• [WHAT THE EXERCISE ASKS] Make an exact copy of the lines below.

• [INFORMATION SHOWN]

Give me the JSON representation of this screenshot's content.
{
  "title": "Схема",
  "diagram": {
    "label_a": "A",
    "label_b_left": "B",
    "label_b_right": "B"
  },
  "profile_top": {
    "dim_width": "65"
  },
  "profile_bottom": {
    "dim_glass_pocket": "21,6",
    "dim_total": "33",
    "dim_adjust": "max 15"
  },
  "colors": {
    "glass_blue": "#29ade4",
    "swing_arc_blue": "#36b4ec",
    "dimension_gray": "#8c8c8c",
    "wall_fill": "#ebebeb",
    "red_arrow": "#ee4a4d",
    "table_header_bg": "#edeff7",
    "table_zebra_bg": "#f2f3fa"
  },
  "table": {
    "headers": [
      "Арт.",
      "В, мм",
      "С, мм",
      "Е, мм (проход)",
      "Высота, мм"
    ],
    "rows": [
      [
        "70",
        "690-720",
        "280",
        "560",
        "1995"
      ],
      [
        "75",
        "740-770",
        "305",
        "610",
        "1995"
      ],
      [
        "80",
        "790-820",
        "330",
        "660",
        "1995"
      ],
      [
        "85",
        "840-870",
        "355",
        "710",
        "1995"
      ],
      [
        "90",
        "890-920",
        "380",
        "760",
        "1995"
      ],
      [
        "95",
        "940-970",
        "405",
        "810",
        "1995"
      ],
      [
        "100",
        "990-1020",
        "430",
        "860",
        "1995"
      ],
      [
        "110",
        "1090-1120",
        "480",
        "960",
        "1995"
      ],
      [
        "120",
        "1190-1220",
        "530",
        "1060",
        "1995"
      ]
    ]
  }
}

• [EXERCISE RESULT]
Give me the JSON representation of this screenshot's content.
{
  "title": "Схема",
  "diagram": {
    "label_a": "A",
    "label_b_left": "B",
    "label_b_right": "B"
  },
  "profile_top": {
    "dim_width": "65"
  },
  "profile_bottom": {
    "dim_glass_pocket": "21,6",
    "dim_total": "33",
    "dim_adjust": "max 15"
  },
  "colors": {
    "glass_blue": "#29ade4",
    "swing_arc_blue": "#36b4ec",
    "dimension_gray": "#8c8c8c",
    "wall_fill": "#ebebeb",
    "red_arrow": "#ee4a4d",
    "table_header_bg": "#edeff7",
    "table_zebra_bg": "#f2f3fa"
  },
  "table": {
    "headers": [
      "Арт.",
      "В, мм",
      "С, мм",
      "Е, мм (проход)",
      "Высота, мм"
    ],
    "rows": [
      [
        "70",
        "690-720",
        "280",
        "560",
        "1995"
      ],
      [
        "75",
        "740-770",
        "305",
        "610",
        "1995"
      ],
      [
        "80",
        "790-820",
        "330",
        "660",
        "1995"
      ],
      [
        "85",
        "840-870",
        "355",
        "710",
        "1995"
      ],
      [
        "90",
        "890-920",
        "380",
        "760",
        "1995"
      ],
      [
        "95",
        "940-970",
        "405",
        "810",
        "1995"
      ],
      [
        "100",
        "990-1020",
        "430",
        "860",
        "1995"
      ],
      [
        "110",
        "1090-1120",
        "480",
        "960",
        "1995"
      ],
      [
        "120",
        "1190-1220",
        "530",
        "1060",
        "1995"
      ]
    ]
  }
}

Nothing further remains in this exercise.